# Work to do
Without omitting anything, return the records precisely as given.

# Data listing
_____
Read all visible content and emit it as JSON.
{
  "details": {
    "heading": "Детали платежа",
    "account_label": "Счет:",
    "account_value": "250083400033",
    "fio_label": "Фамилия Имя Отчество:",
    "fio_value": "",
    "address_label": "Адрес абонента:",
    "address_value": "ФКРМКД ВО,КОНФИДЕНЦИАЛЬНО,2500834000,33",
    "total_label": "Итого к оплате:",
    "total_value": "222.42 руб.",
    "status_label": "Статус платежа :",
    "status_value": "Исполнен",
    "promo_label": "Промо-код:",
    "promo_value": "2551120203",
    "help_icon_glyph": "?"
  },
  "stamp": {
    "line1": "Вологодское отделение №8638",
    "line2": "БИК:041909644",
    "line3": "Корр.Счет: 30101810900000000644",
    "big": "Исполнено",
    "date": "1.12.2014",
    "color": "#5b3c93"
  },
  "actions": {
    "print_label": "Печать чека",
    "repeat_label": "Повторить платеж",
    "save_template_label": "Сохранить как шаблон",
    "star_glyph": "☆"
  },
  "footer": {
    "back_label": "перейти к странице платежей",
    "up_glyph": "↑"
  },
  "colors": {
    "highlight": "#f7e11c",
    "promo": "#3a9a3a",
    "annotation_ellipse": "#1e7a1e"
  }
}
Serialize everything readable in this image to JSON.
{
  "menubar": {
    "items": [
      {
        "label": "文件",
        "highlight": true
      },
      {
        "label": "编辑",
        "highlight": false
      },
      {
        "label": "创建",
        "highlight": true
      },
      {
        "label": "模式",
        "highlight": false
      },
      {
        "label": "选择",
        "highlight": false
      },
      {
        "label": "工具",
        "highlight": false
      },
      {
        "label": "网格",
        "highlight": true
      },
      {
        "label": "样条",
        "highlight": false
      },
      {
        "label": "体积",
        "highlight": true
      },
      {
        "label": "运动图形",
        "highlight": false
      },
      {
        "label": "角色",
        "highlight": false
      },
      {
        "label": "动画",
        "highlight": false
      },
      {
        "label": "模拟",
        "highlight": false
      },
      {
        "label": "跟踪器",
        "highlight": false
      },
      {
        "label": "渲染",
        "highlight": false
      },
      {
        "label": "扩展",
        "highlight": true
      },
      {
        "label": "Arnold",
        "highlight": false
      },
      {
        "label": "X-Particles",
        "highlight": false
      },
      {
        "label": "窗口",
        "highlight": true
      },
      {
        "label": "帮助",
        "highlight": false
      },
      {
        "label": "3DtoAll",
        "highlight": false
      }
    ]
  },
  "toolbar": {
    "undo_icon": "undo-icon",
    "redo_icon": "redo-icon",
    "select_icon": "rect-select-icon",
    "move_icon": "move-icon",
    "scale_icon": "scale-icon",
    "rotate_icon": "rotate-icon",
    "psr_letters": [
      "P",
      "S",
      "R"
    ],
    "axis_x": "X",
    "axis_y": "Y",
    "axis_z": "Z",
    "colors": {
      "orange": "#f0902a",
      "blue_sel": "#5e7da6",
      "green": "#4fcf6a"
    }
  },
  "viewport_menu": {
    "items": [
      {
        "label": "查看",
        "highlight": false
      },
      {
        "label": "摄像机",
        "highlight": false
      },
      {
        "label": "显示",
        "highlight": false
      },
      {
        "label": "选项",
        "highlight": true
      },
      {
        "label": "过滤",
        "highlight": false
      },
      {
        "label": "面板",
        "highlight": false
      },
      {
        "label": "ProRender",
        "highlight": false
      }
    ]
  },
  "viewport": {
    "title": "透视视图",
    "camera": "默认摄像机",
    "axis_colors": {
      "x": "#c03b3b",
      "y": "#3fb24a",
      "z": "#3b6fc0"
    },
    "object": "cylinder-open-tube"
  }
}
_____
# Written response
Read all visible content and emit it as JSON.
{
  "details": {
    "heading": "Детали платежа",
    "account_label": "Счет:",
    "account_value": "250083400033",
    "fio_label": "Фамилия Имя Отчество:",
    "fio_value": "",
    "address_label": "Адрес абонента:",
    "address_value": "ФКРМКД ВО,КОНФИДЕНЦИАЛЬНО,2500834000,33",
    "total_label": "Итого к оплате:",
    "total_value": "222.42 руб.",
    "status_label": "Статус платежа :",
    "status_value": "Исполнен",
    "promo_label": "Промо-код:",
    "promo_value": "2551120203",
    "help_icon_glyph": "?"
  },
  "stamp": {
    "line1": "Вологодское отделение №8638",
    "line2": "БИК:041909644",
    "line3": "Корр.Счет: 30101810900000000644",
    "big": "Исполнено",
    "date": "1.12.2014",
    "color": "#5b3c93"
  },
  "actions": {
    "print_label": "Печать чека",
    "repeat_label": "Повторить платеж",
    "save_template_label": "Сохранить как шаблон",
    "star_glyph": "☆"
  },
  "footer": {
    "back_label": "перейти к странице платежей",
    "up_glyph": "↑"
  },
  "colors": {
    "highlight": "#f7e11c",
    "promo": "#3a9a3a",
    "annotation_ellipse": "#1e7a1e"
  }
}
Serialize everything readable in this image to JSON.
{
  "menubar": {
    "items": [
      {
        "label": "文件",
        "highlight": true
      },
      {
        "label": "编辑",
        "highlight": false
      },
      {
        "label": "创建",
        "highlight": true
      },
      {
        "label": "模式",
        "highlight": false
      },
      {
        "label": "选择",
        "highlight": false
      },
      {
        "label": "工具",
        "highlight": false
      },
      {
        "label": "网格",
        "highlight": true
      },
      {
        "label": "样条",
        "highlight": false
      },
      {
        "label": "体积",
        "highlight": true
      },
      {
        "label": "运动图形",
        "highlight": false
      },
      {
        "label": "角色",
        "highlight": false
      },
      {
        "label": "动画",
        "highlight": false
      },
      {
        "label": "模拟",
        "highlight": false
      },
      {
        "label": "跟踪器",
        "highlight": false
      },
      {
        "label": "渲染",
        "highlight": false
      },
      {
        "label": "扩展",
        "highlight": true
      },
      {
        "label": "Arnold",
        "highlight": false
      },
      {
        "label": "X-Particles",
        "highlight": false
      },
      {
        "label": "窗口",
        "highlight": true
      },
      {
        "label": "帮助",
        "highlight": false
      },
      {
        "label": "3DtoAll",
        "highlight": false
      }
    ]
  },
  "toolbar": {
    "undo_icon": "undo-icon",
    "redo_icon": "redo-icon",
    "select_icon": "rect-select-icon",
    "move_icon": "move-icon",
    "scale_icon": "scale-icon",
    "rotate_icon": "rotate-icon",
    "psr_letters": [
      "P",
      "S",
      "R"
    ],
    "axis_x": "X",
    "axis_y": "Y",
    "axis_z": "Z",
    "colors": {
      "orange": "#f0902a",
      "blue_sel": "#5e7da6",
      "green": "#4fcf6a"
    }
  },
  "viewport_menu": {
    "items": [
      {
        "label": "查看",
        "highlight": false
      },
      {
        "label": "摄像机",
        "highlight": false
      },
      {
        "label": "显示",
        "highlight": false
      },
      {
        "label": "选项",
        "highlight": true
      },
      {
        "label": "过滤",
        "highlight": false
      },
      {
        "label": "面板",
        "highlight": false
      },
      {
        "label": "ProRender",
        "highlight": false
      }
    ]
  },
  "viewport": {
    "title": "透视视图",
    "camera": "默认摄像机",
    "axis_colors": {
      "x": "#c03b3b",
      "y": "#3fb24a",
      "z": "#3b6fc0"
    },
    "object": "cylinder-open-tube"
  }
}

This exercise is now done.